(Dataset entries)
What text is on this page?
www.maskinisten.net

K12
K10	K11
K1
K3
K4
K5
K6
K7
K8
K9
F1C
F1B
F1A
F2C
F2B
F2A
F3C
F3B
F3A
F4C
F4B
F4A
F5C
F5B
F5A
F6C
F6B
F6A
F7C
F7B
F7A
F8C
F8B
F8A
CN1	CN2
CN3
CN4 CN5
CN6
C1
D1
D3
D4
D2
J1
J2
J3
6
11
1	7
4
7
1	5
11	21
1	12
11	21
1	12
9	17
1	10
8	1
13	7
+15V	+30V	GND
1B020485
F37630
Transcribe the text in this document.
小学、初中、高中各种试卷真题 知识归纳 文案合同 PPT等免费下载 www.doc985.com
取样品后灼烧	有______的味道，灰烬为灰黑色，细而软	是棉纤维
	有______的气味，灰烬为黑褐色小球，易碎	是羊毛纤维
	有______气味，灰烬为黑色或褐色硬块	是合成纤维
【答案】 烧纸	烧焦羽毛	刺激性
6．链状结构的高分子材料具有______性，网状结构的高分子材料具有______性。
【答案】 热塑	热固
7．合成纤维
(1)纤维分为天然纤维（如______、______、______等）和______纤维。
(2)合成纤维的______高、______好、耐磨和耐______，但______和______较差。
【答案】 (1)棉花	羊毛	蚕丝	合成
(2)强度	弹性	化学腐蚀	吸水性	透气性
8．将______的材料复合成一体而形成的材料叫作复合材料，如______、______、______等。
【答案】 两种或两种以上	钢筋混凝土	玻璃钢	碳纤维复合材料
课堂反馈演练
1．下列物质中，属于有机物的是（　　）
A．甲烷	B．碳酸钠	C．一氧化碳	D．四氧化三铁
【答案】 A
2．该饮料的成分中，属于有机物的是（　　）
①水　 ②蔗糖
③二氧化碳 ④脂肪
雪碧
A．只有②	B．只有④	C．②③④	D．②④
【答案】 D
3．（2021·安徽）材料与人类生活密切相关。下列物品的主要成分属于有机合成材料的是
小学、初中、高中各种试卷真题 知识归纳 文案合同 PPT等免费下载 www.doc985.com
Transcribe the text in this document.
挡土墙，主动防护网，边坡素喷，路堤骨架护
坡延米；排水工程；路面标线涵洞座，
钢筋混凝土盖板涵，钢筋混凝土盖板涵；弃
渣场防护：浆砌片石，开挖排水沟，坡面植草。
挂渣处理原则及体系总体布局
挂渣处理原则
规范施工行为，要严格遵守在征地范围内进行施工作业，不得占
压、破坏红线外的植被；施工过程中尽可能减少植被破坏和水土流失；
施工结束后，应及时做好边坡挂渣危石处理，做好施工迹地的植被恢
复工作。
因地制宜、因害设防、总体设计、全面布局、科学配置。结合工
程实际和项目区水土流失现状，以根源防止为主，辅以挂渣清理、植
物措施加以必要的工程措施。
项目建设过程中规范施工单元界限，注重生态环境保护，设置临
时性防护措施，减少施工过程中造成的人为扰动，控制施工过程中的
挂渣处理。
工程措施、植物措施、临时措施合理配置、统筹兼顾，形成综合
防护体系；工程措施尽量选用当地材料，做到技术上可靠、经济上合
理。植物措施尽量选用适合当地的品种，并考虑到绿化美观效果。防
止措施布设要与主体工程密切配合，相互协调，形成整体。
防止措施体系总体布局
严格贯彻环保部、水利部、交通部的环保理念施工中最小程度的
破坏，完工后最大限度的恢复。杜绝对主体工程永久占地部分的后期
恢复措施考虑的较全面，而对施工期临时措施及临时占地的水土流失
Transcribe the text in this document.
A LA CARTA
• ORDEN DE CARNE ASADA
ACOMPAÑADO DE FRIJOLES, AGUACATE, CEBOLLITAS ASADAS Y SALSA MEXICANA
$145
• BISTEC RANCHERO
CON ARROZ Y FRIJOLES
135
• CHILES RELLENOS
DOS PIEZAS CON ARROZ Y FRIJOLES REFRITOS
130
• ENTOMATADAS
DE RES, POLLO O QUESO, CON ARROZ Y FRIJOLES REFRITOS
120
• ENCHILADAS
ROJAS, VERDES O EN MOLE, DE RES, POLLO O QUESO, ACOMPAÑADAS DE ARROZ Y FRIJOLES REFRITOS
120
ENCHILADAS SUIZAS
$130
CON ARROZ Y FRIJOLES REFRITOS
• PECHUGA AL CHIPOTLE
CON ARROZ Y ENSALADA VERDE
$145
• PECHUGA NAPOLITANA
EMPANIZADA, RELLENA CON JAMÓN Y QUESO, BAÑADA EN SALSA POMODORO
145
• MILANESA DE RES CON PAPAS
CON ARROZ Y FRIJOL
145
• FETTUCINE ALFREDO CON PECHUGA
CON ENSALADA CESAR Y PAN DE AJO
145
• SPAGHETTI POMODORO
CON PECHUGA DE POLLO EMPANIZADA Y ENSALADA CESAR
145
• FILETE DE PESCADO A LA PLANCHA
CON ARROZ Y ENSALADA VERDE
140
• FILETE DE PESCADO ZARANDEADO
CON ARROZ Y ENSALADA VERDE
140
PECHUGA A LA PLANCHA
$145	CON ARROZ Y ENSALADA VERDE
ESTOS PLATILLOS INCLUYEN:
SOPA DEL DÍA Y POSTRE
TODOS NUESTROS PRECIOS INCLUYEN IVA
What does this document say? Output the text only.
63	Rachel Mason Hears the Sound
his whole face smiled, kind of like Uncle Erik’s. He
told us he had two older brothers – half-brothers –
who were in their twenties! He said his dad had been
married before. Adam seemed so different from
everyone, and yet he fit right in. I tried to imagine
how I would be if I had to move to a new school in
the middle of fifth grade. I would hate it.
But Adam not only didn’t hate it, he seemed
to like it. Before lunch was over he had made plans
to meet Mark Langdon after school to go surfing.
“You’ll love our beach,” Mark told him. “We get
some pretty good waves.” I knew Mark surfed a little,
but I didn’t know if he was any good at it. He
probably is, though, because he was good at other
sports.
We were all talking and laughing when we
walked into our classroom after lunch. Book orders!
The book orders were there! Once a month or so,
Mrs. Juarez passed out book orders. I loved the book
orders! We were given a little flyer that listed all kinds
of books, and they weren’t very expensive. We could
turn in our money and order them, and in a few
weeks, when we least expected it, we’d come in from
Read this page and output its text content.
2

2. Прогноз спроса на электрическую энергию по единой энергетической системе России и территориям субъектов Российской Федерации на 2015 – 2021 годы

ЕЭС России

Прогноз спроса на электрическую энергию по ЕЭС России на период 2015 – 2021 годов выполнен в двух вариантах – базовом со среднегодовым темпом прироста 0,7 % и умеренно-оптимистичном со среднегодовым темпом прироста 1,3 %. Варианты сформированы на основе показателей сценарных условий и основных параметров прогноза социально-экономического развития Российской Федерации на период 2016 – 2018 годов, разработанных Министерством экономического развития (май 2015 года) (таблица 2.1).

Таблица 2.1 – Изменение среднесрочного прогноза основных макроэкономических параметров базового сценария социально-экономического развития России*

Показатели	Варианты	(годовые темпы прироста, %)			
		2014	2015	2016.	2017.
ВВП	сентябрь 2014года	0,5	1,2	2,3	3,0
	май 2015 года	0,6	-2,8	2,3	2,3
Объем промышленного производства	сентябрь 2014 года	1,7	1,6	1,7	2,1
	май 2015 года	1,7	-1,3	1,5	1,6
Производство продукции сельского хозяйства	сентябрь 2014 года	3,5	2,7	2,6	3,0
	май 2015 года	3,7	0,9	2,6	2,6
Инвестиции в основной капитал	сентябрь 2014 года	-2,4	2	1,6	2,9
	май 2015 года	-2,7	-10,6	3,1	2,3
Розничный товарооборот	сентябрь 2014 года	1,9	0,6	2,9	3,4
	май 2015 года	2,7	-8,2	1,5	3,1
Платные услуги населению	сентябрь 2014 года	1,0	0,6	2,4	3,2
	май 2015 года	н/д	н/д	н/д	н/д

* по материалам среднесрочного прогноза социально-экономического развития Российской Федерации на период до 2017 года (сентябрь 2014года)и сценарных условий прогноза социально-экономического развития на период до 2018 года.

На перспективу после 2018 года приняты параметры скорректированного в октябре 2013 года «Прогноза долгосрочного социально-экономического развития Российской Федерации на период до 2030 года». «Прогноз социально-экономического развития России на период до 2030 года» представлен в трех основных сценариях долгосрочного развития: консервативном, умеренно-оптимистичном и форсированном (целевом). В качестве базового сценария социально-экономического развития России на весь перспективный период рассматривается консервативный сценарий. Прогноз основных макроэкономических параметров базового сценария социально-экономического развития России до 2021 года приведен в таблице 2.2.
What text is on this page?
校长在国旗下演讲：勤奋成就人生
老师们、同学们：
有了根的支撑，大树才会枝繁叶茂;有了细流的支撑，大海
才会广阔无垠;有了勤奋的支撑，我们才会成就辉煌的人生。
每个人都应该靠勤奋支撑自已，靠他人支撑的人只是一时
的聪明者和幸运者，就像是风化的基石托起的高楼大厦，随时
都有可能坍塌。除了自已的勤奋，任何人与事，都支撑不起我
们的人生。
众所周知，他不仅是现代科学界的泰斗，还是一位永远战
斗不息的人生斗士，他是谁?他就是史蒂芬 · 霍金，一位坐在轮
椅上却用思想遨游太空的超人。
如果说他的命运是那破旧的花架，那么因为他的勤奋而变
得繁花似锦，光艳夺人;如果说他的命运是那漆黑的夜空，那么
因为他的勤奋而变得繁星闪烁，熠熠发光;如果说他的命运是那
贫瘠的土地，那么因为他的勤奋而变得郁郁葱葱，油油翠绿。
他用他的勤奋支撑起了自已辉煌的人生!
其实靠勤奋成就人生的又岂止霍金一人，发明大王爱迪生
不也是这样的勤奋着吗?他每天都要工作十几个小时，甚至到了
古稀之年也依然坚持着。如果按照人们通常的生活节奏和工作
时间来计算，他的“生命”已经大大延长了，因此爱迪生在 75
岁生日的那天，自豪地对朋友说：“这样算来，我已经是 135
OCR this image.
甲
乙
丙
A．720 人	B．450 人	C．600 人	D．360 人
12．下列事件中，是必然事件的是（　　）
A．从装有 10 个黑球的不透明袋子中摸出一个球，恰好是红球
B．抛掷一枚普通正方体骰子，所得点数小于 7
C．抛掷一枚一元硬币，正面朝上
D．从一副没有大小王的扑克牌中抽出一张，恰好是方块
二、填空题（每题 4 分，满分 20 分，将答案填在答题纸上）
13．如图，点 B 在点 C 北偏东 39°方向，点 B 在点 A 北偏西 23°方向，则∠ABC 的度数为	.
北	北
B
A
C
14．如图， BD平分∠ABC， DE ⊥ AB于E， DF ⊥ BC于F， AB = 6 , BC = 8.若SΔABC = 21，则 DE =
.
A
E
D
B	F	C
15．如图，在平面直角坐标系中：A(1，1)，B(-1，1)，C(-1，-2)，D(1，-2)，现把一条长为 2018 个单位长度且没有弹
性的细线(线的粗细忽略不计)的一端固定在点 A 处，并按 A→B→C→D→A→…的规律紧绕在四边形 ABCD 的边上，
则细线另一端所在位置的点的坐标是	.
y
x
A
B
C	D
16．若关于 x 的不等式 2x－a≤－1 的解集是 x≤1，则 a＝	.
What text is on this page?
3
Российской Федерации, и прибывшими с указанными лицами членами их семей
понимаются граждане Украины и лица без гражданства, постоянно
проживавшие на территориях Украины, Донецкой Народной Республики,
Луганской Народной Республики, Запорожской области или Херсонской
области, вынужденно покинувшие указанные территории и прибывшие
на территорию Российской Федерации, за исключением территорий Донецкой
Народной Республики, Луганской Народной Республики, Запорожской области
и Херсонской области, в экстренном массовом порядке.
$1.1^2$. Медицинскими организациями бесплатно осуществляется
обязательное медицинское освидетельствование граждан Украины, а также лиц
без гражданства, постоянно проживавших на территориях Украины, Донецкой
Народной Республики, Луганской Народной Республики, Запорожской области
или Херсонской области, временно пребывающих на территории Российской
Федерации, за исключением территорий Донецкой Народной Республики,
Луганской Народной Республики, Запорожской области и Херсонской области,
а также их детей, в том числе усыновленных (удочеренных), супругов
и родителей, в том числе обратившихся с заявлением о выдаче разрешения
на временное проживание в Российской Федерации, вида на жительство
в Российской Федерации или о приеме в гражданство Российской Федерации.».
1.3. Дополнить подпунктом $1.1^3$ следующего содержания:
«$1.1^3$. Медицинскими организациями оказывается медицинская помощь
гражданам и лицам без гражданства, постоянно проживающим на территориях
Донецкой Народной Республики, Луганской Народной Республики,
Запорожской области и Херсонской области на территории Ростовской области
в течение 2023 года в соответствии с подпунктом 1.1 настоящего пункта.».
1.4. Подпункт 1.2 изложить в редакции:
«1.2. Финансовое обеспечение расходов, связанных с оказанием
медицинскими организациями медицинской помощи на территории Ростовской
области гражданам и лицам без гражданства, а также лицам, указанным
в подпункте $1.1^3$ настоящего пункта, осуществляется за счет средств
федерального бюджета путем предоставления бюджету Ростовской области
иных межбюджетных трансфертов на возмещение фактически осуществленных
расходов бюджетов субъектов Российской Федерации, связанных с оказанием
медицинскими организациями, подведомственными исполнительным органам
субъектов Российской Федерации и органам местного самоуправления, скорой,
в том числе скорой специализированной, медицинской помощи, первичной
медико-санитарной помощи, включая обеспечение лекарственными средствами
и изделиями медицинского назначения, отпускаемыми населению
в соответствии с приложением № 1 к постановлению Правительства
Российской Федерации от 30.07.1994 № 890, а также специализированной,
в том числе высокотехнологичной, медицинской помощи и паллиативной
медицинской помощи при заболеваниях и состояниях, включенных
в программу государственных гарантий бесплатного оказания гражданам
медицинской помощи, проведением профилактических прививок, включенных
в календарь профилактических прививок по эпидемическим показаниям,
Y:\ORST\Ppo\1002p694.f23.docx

§ Directions
Copy out every line of the listing that contains the string "среднесрочного".

§ Task solution
Таблица 2.1 – Изменение среднесрочного прогноза основных макроэкономических параметров базового сценария социально-экономического развития России*
* по материалам среднесрочного прогноза социально-экономического развития Российской Федерации на период до 2017 года (сентябрь 2014года)и сценарных условий прогноза социально-экономического развития на период до 2018 года.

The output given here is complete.